(Data excerpts)
⟨

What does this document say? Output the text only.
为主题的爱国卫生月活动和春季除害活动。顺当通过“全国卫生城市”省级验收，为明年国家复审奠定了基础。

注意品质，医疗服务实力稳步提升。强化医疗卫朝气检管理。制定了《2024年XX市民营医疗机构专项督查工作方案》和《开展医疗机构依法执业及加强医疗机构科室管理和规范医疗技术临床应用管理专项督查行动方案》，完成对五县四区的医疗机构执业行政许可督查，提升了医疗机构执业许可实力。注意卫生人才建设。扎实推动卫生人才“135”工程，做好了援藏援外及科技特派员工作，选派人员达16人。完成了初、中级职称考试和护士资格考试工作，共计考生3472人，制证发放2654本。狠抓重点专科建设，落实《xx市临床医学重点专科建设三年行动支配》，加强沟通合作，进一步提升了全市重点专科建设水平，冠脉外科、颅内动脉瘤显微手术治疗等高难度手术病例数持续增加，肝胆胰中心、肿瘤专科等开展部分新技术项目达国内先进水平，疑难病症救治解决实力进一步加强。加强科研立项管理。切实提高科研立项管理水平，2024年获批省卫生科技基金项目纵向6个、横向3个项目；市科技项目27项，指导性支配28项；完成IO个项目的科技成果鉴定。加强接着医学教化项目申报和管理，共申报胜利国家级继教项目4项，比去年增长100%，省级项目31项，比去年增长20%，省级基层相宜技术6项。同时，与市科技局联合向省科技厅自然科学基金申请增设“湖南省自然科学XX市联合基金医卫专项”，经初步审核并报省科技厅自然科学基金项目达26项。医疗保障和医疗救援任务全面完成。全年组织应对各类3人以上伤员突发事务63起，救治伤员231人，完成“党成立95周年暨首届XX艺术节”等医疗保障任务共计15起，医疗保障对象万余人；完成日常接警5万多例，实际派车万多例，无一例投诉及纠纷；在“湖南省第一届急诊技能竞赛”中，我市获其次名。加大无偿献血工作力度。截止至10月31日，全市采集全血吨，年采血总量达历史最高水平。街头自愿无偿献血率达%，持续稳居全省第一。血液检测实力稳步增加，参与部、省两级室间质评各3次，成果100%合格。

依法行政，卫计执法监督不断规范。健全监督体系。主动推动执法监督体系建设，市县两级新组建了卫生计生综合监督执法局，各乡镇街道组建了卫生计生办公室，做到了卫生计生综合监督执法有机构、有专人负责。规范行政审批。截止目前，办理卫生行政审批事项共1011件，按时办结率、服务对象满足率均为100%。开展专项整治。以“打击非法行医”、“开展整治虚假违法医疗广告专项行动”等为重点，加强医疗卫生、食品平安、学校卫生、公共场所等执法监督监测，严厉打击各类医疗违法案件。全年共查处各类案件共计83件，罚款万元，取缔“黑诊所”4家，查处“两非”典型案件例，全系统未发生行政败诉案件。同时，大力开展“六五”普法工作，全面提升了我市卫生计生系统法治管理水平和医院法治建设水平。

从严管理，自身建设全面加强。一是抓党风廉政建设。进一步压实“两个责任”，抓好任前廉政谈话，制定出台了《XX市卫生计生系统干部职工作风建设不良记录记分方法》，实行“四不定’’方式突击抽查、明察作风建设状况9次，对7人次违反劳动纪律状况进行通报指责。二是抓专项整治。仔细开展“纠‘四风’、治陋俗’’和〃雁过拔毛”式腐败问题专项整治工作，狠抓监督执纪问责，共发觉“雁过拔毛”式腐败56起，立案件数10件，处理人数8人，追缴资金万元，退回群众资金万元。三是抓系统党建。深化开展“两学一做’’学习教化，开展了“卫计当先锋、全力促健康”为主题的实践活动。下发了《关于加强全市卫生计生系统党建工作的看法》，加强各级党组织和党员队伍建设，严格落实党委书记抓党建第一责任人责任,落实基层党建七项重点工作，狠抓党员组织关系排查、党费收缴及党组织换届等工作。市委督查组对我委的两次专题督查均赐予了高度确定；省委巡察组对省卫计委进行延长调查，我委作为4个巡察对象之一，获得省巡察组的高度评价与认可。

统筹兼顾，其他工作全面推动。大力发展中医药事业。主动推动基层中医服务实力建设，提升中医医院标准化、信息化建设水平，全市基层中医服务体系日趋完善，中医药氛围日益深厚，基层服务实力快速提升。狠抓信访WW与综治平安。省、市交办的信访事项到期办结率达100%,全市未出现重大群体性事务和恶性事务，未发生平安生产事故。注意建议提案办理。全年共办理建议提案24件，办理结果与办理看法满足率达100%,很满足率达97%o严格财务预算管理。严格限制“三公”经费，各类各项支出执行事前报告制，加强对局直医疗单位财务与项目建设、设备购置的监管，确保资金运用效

⟩

▸ **What is being asked**
From the data above, extract every line in its exact form.

▸ **Result of this task**
What does this document say? Output the text only.
为主题的爱国卫生月活动和春季除害活动。顺当通过“全国卫生城市”省级验收，为明年国家复审奠定了基础。

注意品质，医疗服务实力稳步提升。强化医疗卫朝气检管理。制定了《2024年XX市民营医疗机构专项督查工作方案》和《开展医疗机构依法执业及加强医疗机构科室管理和规范医疗技术临床应用管理专项督查行动方案》，完成对五县四区的医疗机构执业行政许可督查，提升了医疗机构执业许可实力。注意卫生人才建设。扎实推动卫生人才“135”工程，做好了援藏援外及科技特派员工作，选派人员达16人。完成了初、中级职称考试和护士资格考试工作，共计考生3472人，制证发放2654本。狠抓重点专科建设，落实《xx市临床医学重点专科建设三年行动支配》，加强沟通合作，进一步提升了全市重点专科建设水平，冠脉外科、颅内动脉瘤显微手术治疗等高难度手术病例数持续增加，肝胆胰中心、肿瘤专科等开展部分新技术项目达国内先进水平，疑难病症救治解决实力进一步加强。加强科研立项管理。切实提高科研立项管理水平，2024年获批省卫生科技基金项目纵向6个、横向3个项目；市科技项目27项，指导性支配28项；完成IO个项目的科技成果鉴定。加强接着医学教化项目申报和管理，共申报胜利国家级继教项目4项，比去年增长100%，省级项目31项，比去年增长20%，省级基层相宜技术6项。同时，与市科技局联合向省科技厅自然科学基金申请增设“湖南省自然科学XX市联合基金医卫专项”，经初步审核并报省科技厅自然科学基金项目达26项。医疗保障和医疗救援任务全面完成。全年组织应对各类3人以上伤员突发事务63起，救治伤员231人，完成“党成立95周年暨首届XX艺术节”等医疗保障任务共计15起，医疗保障对象万余人；完成日常接警5万多例，实际派车万多例，无一例投诉及纠纷；在“湖南省第一届急诊技能竞赛”中，我市获其次名。加大无偿献血工作力度。截止至10月31日，全市采集全血吨，年采血总量达历史最高水平。街头自愿无偿献血率达%，持续稳居全省第一。血液检测实力稳步增加，参与部、省两级室间质评各3次，成果100%合格。

依法行政，卫计执法监督不断规范。健全监督体系。主动推动执法监督体系建设，市县两级新组建了卫生计生综合监督执法局，各乡镇街道组建了卫生计生办公室，做到了卫生计生综合监督执法有机构、有专人负责。规范行政审批。截止目前，办理卫生行政审批事项共1011件，按时办结率、服务对象满足率均为100%。开展专项整治。以“打击非法行医”、“开展整治虚假违法医疗广告专项行动”等为重点，加强医疗卫生、食品平安、学校卫生、公共场所等执法监督监测，严厉打击各类医疗违法案件。全年共查处各类案件共计83件，罚款万元，取缔“黑诊所”4家，查处“两非”典型案件例，全系统未发生行政败诉案件。同时，大力开展“六五”普法工作，全面提升了我市卫生计生系统法治管理水平和医院法治建设水平。

从严管理，自身建设全面加强。一是抓党风廉政建设。进一步压实“两个责任”，抓好任前廉政谈话，制定出台了《XX市卫生计生系统干部职工作风建设不良记录记分方法》，实行“四不定’’方式突击抽查、明察作风建设状况9次，对7人次违反劳动纪律状况进行通报指责。二是抓专项整治。仔细开展“纠‘四风’、治陋俗’’和〃雁过拔毛”式腐败问题专项整治工作，狠抓监督执纪问责，共发觉“雁过拔毛”式腐败56起，立案件数10件，处理人数8人，追缴资金万元，退回群众资金万元。三是抓系统党建。深化开展“两学一做’’学习教化，开展了“卫计当先锋、全力促健康”为主题的实践活动。下发了《关于加强全市卫生计生系统党建工作的看法》，加强各级党组织和党员队伍建设，严格落实党委书记抓党建第一责任人责任,落实基层党建七项重点工作，狠抓党员组织关系排查、党费收缴及党组织换届等工作。市委督查组对我委的两次专题督查均赐予了高度确定；省委巡察组对省卫计委进行延长调查，我委作为4个巡察对象之一，获得省巡察组的高度评价与认可。

统筹兼顾，其他工作全面推动。大力发展中医药事业。主动推动基层中医服务实力建设，提升中医医院标准化、信息化建设水平，全市基层中医服务体系日趋完善，中医药氛围日益深厚，基层服务实力快速提升。狠抓信访WW与综治平安。省、市交办的信访事项到期办结率达100%,全市未出现重大群体性事务和恶性事务，未发生平安生产事故。注意建议提案办理。全年共办理建议提案24件，办理结果与办理看法满足率达100%,很满足率达97%o严格财务预算管理。严格限制“三公”经费，各类各项支出执行事前报告制，加强对局直医疗单位财务与项目建设、设备购置的监管，确保资金运用效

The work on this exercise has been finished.